## Supplied material
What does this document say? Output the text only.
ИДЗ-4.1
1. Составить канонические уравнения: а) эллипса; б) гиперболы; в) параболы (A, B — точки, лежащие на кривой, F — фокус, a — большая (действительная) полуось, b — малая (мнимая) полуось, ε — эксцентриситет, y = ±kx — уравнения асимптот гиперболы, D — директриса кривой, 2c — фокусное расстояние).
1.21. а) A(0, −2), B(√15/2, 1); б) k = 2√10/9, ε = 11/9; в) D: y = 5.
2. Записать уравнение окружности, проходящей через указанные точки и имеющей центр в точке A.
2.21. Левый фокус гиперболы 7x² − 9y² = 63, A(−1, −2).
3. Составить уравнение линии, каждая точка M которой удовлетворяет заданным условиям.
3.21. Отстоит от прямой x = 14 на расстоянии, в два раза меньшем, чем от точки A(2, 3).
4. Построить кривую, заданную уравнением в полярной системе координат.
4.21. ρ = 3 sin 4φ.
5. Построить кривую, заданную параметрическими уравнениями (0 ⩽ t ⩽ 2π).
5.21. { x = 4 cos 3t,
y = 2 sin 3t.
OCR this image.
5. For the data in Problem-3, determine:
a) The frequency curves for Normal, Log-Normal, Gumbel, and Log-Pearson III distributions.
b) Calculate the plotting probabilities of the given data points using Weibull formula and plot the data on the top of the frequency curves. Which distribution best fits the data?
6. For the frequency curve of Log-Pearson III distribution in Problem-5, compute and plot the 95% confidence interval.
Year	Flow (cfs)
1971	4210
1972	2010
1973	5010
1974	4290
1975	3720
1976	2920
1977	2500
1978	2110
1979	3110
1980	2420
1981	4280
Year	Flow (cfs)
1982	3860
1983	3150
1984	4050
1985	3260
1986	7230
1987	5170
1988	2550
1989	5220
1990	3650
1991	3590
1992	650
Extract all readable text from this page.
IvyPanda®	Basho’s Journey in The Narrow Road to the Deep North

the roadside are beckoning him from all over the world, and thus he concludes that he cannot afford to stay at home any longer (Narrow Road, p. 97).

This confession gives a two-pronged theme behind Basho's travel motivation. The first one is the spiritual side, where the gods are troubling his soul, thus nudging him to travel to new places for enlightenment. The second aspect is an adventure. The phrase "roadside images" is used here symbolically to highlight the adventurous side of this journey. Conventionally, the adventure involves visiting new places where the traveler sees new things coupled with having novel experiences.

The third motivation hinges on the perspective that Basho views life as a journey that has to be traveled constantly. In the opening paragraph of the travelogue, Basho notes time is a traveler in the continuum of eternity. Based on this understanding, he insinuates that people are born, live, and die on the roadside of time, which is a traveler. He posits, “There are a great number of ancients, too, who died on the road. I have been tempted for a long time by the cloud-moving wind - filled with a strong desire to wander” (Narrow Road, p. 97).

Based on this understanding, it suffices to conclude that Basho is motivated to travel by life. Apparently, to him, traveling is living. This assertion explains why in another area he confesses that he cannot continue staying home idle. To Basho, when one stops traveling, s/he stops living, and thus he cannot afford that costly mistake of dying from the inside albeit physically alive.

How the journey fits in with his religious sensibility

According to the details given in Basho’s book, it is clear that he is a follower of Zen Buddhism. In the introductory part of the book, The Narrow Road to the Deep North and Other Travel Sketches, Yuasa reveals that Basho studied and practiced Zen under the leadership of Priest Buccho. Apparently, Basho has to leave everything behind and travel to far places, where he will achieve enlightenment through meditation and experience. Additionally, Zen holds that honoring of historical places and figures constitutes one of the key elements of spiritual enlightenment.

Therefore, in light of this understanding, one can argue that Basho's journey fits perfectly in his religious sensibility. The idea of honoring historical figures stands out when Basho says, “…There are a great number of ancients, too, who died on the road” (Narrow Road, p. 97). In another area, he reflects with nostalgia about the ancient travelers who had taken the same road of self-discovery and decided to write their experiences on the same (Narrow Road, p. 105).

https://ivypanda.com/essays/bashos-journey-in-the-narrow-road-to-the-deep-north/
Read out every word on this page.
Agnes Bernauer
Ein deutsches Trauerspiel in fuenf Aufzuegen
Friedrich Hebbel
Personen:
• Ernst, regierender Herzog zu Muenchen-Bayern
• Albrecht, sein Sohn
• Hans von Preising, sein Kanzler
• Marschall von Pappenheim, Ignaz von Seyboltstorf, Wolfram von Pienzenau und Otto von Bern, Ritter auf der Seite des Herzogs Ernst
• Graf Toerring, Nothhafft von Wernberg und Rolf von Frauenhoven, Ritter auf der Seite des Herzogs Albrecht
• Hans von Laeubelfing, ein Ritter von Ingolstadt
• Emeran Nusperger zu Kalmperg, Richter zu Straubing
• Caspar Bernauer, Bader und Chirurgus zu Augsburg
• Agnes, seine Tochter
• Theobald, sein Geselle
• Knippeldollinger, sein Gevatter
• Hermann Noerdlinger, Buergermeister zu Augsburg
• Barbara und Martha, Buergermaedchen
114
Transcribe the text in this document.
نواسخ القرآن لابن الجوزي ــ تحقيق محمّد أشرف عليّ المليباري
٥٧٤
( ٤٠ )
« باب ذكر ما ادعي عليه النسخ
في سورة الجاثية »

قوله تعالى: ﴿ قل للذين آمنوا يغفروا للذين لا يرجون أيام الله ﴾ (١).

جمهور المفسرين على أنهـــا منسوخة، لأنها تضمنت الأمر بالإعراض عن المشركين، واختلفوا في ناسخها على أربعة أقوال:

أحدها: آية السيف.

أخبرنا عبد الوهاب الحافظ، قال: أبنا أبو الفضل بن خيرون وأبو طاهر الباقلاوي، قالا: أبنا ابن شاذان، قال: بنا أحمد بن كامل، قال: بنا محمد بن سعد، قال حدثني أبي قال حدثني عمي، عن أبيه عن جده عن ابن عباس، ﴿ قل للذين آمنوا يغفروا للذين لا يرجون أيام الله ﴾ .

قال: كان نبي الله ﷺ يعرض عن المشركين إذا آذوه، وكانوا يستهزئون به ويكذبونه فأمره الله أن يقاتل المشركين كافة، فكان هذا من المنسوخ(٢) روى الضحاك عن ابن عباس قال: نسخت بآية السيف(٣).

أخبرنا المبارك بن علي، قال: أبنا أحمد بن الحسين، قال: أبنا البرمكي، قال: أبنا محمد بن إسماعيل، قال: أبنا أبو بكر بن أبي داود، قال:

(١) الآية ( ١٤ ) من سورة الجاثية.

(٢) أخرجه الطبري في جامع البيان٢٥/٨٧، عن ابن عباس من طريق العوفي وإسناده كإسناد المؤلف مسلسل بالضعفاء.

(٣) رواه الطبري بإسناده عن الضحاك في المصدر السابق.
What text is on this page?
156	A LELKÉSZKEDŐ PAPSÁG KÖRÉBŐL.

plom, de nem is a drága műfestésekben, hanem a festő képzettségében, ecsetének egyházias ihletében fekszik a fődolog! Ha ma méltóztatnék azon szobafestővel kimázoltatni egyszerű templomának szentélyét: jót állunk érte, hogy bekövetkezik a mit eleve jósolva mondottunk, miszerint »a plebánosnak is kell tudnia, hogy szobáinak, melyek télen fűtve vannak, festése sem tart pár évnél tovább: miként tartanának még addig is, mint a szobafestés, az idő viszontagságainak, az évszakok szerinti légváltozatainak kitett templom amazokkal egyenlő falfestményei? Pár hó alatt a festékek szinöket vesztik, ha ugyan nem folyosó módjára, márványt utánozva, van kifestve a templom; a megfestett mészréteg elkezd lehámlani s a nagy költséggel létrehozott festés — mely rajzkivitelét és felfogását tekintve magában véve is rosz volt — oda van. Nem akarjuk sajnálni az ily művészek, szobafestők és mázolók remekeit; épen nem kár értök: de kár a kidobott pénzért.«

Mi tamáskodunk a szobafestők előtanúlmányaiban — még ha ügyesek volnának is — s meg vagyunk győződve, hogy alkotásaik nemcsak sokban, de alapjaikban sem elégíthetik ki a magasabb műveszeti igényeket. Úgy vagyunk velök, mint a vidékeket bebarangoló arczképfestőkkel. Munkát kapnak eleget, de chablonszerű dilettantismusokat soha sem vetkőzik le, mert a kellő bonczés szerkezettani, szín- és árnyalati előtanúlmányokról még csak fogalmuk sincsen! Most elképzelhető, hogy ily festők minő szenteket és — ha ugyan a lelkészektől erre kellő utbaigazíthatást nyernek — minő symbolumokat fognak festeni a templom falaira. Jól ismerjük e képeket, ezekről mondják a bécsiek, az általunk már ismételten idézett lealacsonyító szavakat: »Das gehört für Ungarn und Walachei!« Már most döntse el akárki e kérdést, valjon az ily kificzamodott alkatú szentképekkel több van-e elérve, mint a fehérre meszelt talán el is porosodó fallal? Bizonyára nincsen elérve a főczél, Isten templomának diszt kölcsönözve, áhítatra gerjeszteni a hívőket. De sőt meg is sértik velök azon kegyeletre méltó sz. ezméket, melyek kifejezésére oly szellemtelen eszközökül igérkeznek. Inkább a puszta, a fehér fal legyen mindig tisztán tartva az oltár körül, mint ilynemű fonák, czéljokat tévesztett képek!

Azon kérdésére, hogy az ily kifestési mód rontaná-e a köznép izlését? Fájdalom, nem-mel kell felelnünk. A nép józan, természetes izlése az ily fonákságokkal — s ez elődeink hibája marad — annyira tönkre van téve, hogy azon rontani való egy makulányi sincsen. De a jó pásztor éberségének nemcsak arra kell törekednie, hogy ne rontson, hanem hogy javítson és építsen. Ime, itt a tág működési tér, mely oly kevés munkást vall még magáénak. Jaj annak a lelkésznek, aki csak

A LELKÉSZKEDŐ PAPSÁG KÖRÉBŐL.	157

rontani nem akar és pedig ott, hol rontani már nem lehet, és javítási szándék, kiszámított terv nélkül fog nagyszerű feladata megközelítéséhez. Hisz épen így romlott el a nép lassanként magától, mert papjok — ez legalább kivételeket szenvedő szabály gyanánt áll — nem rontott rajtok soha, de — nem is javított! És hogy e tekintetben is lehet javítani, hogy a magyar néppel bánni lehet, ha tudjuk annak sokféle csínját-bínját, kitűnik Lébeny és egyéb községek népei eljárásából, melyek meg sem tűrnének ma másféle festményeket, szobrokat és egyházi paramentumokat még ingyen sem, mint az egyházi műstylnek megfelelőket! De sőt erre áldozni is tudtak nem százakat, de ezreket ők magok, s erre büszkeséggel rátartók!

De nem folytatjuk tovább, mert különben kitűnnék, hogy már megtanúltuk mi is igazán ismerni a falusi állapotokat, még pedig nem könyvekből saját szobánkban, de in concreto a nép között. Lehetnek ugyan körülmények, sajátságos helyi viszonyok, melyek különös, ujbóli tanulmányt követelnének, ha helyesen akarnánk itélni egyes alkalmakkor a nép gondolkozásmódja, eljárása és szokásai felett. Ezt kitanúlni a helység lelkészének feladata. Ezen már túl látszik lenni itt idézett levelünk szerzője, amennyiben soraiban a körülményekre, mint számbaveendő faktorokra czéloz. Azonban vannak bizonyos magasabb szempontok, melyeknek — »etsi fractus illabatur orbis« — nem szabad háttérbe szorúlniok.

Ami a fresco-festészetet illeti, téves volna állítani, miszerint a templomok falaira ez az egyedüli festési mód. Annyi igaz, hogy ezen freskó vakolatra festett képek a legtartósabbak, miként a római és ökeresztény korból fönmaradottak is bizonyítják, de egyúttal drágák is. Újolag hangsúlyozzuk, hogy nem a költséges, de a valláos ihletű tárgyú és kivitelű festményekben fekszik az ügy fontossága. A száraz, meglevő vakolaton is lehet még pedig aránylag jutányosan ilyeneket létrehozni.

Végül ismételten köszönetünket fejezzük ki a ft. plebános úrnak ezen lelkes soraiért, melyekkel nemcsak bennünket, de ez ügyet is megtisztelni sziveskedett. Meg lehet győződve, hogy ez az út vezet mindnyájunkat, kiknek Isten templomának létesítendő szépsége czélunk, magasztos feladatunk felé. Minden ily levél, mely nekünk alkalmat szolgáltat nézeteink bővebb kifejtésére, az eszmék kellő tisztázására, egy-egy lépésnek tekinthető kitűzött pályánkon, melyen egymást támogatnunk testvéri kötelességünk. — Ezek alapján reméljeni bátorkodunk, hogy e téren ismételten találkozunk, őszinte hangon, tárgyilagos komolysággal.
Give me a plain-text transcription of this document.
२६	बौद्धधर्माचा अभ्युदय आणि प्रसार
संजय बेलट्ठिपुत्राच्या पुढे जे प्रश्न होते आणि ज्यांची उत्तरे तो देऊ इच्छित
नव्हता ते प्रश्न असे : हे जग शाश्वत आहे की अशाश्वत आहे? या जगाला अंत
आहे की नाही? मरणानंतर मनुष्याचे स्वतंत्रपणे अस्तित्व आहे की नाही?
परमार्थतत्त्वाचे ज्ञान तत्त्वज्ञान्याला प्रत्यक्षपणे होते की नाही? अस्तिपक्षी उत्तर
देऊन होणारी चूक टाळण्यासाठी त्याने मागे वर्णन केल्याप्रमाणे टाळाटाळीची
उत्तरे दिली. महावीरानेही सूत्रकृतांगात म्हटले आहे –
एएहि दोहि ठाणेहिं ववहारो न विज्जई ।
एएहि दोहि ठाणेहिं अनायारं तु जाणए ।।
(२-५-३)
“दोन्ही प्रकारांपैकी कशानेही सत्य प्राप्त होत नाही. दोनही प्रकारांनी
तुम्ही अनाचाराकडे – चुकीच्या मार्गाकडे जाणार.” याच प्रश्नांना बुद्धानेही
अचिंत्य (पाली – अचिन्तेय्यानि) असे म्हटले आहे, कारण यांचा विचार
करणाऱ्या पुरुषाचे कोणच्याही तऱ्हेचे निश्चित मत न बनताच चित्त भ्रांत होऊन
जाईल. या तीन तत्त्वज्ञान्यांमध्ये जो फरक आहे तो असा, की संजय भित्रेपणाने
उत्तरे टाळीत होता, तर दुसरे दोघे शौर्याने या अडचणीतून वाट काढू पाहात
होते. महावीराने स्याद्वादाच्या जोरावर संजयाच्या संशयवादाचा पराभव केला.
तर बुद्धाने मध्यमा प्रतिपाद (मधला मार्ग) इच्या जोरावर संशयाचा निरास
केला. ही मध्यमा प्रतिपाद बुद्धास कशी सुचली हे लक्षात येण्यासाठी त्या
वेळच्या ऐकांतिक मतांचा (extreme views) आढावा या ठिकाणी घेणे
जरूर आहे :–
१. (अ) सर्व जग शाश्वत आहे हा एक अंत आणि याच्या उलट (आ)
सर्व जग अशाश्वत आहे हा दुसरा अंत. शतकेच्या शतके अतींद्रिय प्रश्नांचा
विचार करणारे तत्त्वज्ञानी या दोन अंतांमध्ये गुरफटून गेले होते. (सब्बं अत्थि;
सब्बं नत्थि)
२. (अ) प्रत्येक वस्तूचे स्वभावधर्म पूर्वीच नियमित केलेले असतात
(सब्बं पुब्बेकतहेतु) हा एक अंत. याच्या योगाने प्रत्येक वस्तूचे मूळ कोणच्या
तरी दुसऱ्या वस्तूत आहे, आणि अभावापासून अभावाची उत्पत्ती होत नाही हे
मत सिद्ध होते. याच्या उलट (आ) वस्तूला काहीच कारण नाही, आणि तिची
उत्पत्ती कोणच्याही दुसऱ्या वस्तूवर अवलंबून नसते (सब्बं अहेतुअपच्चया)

## Aim of the exercise
Please list every line of the records that contains "أيام".

## Response to the exercise
قوله تعالى: ﴿ قل للذين آمنوا يغفروا للذين لا يرجون أيام الله ﴾ (١).
أخبرنا عبد الوهاب الحافظ، قال: أبنا أبو الفضل بن خيرون وأبو طاهر الباقلاوي، قالا: أبنا ابن شاذان، قال: بنا أحمد بن كامل، قال: بنا محمد بن سعد، قال حدثني أبي قال حدثني عمي، عن أبيه عن جده عن ابن عباس، ﴿ قل للذين آمنوا يغفروا للذين لا يرجون أيام الله ﴾ .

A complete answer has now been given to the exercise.